Short task: Look for "editor" in the listing below. Gather each line that contains it.

···

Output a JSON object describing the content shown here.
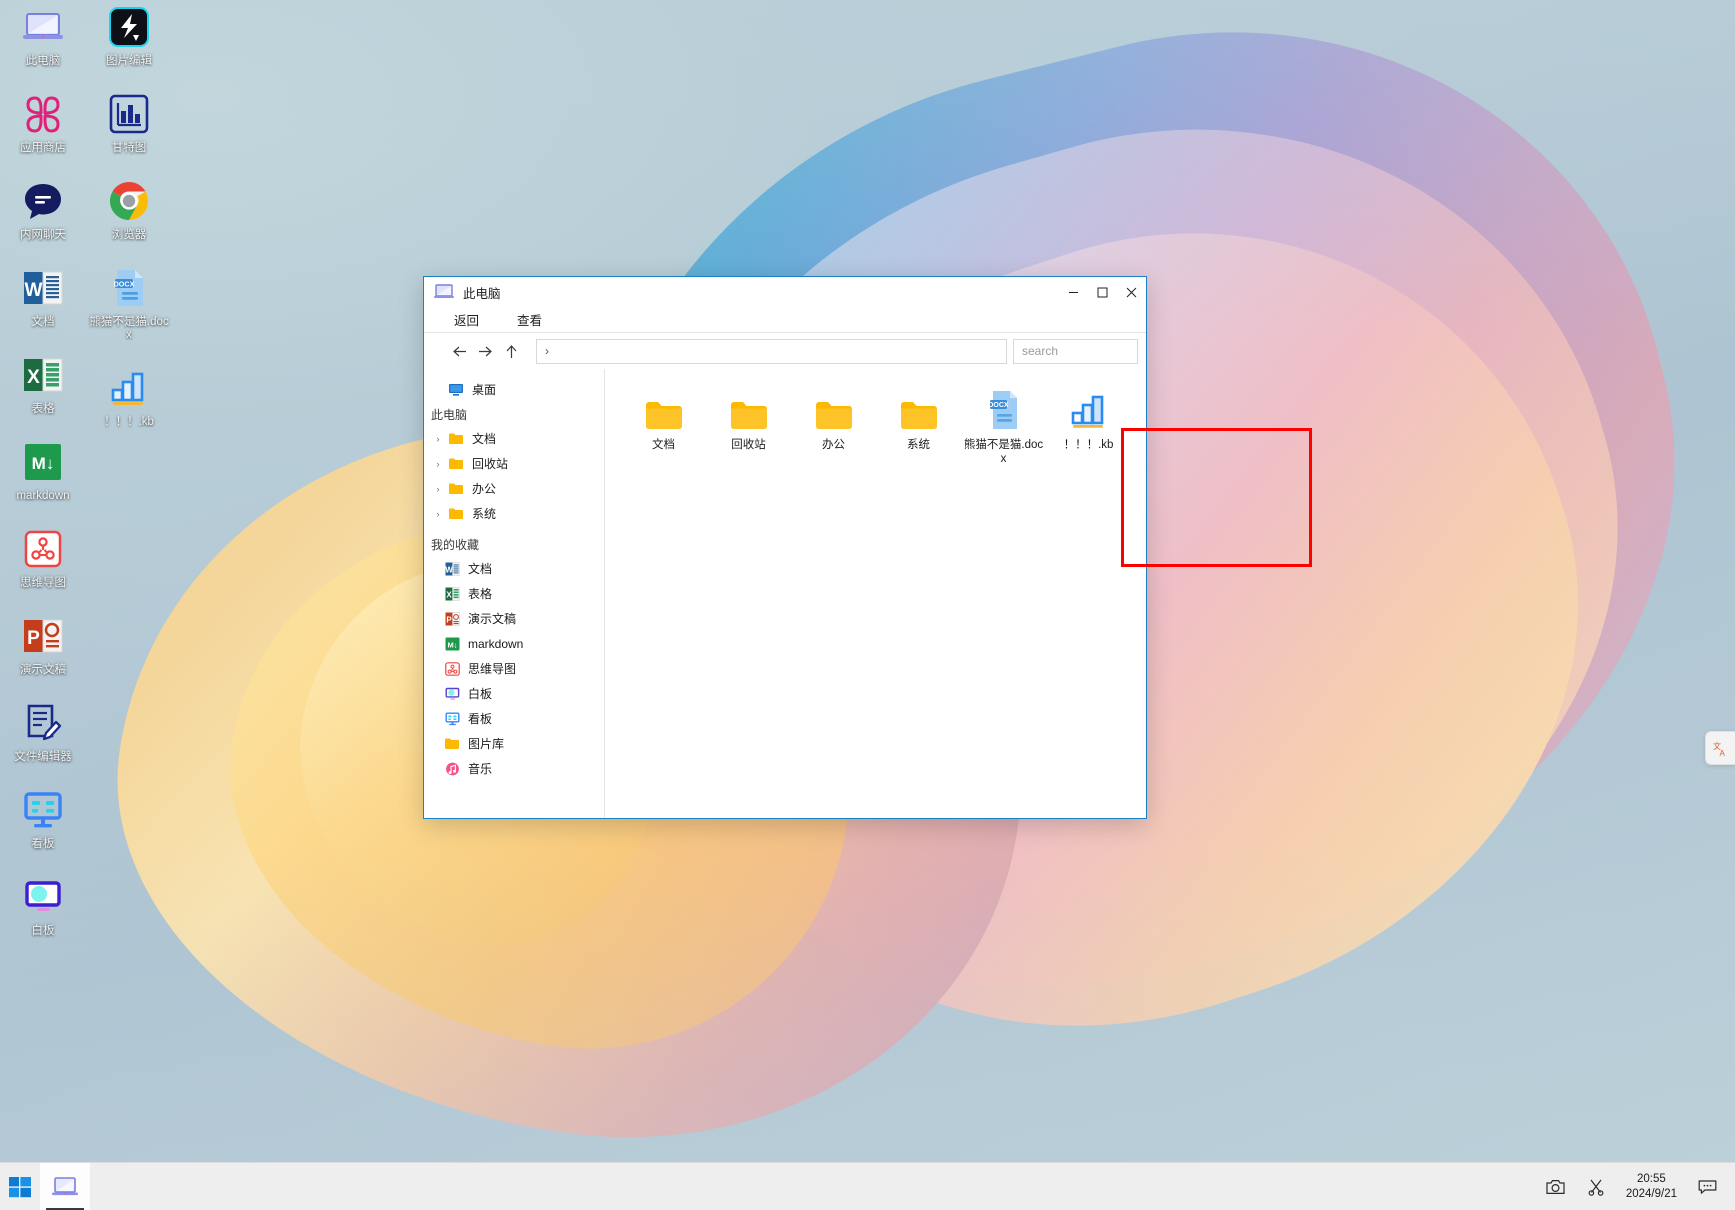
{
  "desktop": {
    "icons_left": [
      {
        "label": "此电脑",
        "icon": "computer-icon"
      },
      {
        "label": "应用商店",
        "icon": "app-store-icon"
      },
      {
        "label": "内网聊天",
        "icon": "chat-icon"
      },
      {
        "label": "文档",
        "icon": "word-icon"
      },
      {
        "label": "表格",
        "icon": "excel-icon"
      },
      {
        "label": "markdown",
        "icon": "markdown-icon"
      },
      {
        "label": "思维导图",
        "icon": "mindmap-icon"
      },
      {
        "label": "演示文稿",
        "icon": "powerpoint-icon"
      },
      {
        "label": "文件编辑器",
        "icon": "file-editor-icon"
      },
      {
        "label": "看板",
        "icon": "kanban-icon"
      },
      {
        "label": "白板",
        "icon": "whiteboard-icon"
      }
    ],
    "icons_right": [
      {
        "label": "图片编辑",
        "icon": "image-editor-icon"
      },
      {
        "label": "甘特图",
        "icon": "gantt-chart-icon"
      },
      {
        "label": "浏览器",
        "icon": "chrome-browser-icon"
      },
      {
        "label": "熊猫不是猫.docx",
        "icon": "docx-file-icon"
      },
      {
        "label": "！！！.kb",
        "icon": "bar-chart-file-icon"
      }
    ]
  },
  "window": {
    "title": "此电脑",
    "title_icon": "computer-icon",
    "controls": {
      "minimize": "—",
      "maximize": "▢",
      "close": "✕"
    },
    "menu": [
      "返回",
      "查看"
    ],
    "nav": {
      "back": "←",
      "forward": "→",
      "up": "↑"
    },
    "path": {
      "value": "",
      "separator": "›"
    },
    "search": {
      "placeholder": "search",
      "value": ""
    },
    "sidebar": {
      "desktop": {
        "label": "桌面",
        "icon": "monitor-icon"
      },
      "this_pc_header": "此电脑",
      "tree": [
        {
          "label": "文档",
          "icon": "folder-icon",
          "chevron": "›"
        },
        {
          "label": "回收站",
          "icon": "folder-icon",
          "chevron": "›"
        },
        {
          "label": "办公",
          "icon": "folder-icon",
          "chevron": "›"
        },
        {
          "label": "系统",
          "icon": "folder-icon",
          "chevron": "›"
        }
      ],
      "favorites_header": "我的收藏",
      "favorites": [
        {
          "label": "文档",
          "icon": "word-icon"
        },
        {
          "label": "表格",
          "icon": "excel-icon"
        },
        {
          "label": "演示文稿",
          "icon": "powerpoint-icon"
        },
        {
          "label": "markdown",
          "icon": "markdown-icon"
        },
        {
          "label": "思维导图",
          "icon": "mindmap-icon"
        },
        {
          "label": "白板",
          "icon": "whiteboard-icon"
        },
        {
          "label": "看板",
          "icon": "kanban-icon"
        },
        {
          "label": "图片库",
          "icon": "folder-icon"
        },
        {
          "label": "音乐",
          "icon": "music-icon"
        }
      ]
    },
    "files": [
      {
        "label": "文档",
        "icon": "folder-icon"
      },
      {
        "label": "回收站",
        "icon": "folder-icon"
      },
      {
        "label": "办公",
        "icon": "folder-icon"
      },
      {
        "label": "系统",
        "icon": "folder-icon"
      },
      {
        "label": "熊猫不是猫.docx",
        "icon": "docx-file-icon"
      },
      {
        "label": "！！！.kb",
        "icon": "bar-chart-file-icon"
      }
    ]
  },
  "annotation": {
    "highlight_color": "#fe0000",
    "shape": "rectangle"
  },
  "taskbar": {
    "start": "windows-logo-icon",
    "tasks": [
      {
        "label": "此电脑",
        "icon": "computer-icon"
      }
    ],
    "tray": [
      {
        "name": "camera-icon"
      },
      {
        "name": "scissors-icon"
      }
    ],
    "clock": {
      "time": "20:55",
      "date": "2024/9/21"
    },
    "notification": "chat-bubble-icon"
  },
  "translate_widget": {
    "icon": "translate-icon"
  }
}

···

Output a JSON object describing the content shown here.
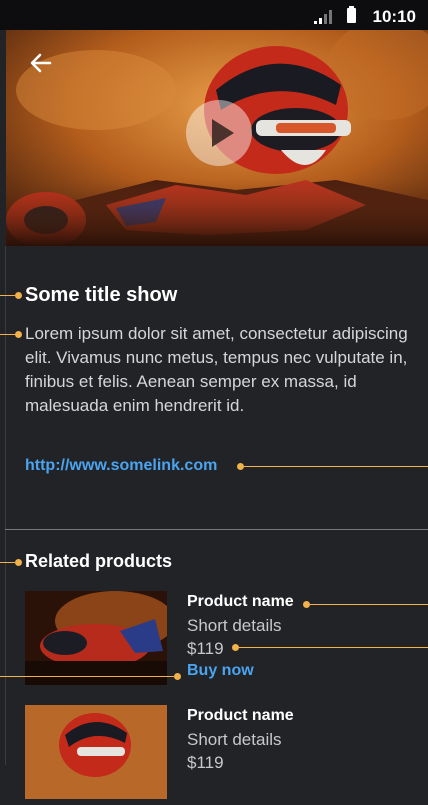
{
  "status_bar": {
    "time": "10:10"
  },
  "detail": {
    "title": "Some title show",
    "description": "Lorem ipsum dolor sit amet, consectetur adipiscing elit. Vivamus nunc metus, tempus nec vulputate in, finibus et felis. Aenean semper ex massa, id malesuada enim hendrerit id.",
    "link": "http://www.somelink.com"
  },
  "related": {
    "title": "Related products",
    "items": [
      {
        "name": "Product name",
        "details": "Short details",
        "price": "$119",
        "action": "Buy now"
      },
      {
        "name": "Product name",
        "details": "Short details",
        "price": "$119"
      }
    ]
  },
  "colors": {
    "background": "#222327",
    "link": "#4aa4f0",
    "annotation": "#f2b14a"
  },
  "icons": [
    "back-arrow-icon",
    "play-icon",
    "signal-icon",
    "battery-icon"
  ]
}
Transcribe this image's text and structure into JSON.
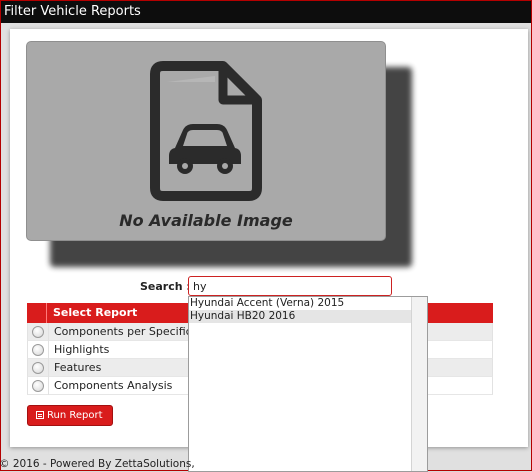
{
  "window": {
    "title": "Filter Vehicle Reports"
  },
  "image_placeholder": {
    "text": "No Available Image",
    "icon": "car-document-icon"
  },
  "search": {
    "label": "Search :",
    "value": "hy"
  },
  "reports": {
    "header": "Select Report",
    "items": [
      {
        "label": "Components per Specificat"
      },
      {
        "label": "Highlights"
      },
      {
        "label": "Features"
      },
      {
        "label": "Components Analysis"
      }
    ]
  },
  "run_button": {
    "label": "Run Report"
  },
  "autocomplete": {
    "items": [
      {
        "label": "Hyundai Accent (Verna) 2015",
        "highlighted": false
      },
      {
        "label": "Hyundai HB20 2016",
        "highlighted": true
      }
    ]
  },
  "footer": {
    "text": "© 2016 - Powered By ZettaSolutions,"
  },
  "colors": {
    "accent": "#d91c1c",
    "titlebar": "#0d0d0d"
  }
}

···

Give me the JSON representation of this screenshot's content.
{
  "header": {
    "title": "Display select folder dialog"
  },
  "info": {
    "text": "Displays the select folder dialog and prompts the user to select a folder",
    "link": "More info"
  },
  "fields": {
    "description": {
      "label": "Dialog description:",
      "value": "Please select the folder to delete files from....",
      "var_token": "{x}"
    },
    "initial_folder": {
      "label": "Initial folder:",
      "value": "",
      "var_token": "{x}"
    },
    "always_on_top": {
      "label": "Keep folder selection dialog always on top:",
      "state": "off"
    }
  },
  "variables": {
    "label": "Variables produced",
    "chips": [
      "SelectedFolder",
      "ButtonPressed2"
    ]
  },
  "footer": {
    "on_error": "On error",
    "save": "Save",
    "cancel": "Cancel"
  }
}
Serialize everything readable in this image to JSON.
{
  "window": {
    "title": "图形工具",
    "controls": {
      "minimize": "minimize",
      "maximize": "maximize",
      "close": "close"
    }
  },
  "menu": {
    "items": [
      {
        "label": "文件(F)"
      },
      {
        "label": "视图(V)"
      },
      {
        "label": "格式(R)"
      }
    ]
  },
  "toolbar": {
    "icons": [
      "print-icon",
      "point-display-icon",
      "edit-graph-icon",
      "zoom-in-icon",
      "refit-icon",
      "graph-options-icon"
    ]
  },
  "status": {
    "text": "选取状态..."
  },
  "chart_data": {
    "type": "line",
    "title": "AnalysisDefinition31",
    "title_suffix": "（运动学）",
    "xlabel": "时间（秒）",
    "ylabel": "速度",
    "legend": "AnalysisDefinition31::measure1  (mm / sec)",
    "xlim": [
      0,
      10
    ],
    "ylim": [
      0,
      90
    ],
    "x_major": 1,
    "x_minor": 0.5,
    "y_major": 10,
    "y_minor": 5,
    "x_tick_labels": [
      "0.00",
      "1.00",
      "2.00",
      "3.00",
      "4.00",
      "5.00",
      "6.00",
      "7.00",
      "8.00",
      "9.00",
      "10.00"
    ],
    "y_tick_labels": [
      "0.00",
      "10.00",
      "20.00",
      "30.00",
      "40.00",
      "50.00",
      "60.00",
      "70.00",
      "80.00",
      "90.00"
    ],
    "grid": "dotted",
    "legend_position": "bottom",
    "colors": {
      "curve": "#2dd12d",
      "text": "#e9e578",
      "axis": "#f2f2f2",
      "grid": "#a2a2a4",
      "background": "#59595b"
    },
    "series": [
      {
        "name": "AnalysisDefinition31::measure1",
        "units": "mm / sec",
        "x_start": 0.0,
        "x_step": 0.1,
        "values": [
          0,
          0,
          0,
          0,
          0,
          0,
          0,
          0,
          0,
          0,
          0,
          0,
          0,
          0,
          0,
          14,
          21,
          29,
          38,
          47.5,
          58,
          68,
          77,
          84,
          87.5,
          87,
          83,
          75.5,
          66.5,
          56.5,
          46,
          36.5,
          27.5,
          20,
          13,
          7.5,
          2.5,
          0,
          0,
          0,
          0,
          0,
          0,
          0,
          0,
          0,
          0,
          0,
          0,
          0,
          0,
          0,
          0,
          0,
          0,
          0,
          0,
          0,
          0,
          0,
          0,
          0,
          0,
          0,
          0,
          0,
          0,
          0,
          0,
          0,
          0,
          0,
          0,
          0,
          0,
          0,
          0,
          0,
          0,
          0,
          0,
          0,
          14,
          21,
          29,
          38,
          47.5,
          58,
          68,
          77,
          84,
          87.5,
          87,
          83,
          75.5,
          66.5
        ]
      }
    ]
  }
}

···

Reply to the task:
        "icon": "file-editor-icon"
        "icon": "image-editor-icon"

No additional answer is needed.